Skip the images and copy each record exactly as written.
— start —
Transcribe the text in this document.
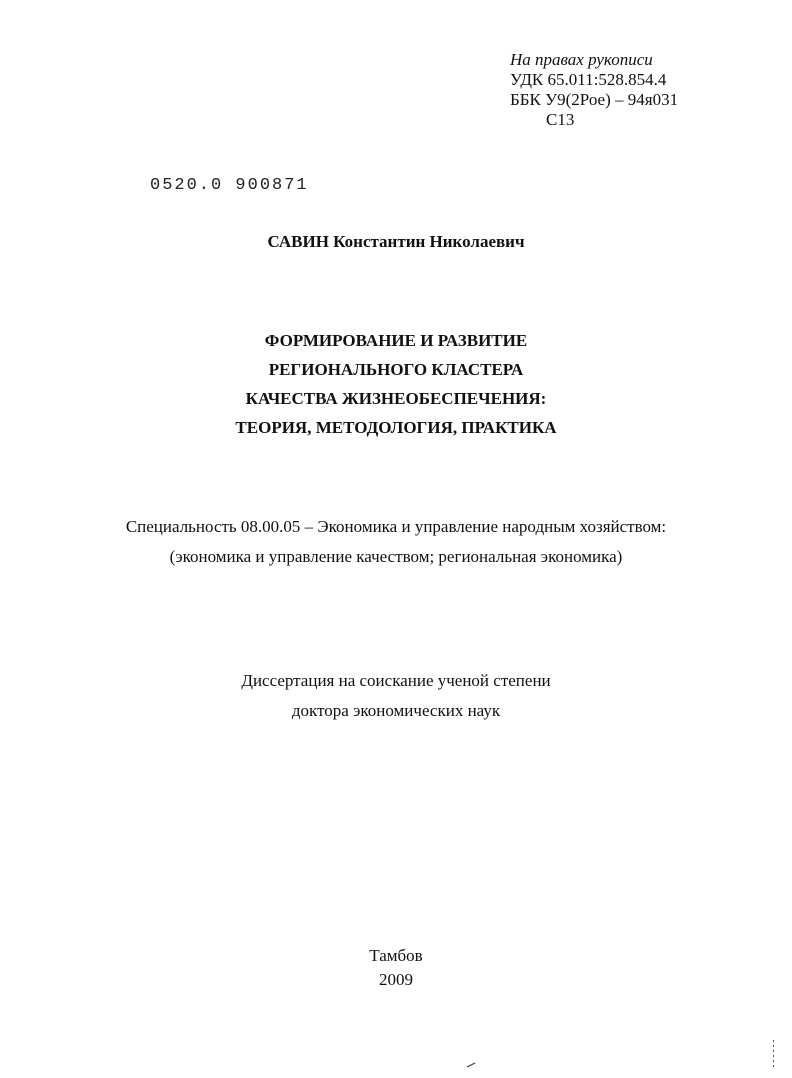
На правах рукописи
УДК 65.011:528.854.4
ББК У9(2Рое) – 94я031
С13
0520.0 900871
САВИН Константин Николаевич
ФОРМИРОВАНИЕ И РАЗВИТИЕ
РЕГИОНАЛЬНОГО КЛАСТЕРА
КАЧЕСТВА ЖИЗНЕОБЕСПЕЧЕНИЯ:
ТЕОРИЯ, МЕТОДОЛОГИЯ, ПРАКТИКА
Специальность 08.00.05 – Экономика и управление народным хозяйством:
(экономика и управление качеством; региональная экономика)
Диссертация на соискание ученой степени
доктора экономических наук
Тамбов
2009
— end —
Finished answer:
Transcribe the text in this document.
На правах рукописи
УДК 65.011:528.854.4
ББК У9(2Рое) – 94я031
С13
0520.0 900871
САВИН Константин Николаевич
ФОРМИРОВАНИЕ И РАЗВИТИЕ
РЕГИОНАЛЬНОГО КЛАСТЕРА
КАЧЕСТВА ЖИЗНЕОБЕСПЕЧЕНИЯ:
ТЕОРИЯ, МЕТОДОЛОГИЯ, ПРАКТИКА
Специальность 08.00.05 – Экономика и управление народным хозяйством:
(экономика и управление качеством; региональная экономика)
Диссертация на соискание ученой степени
доктора экономических наук
Тамбов
2009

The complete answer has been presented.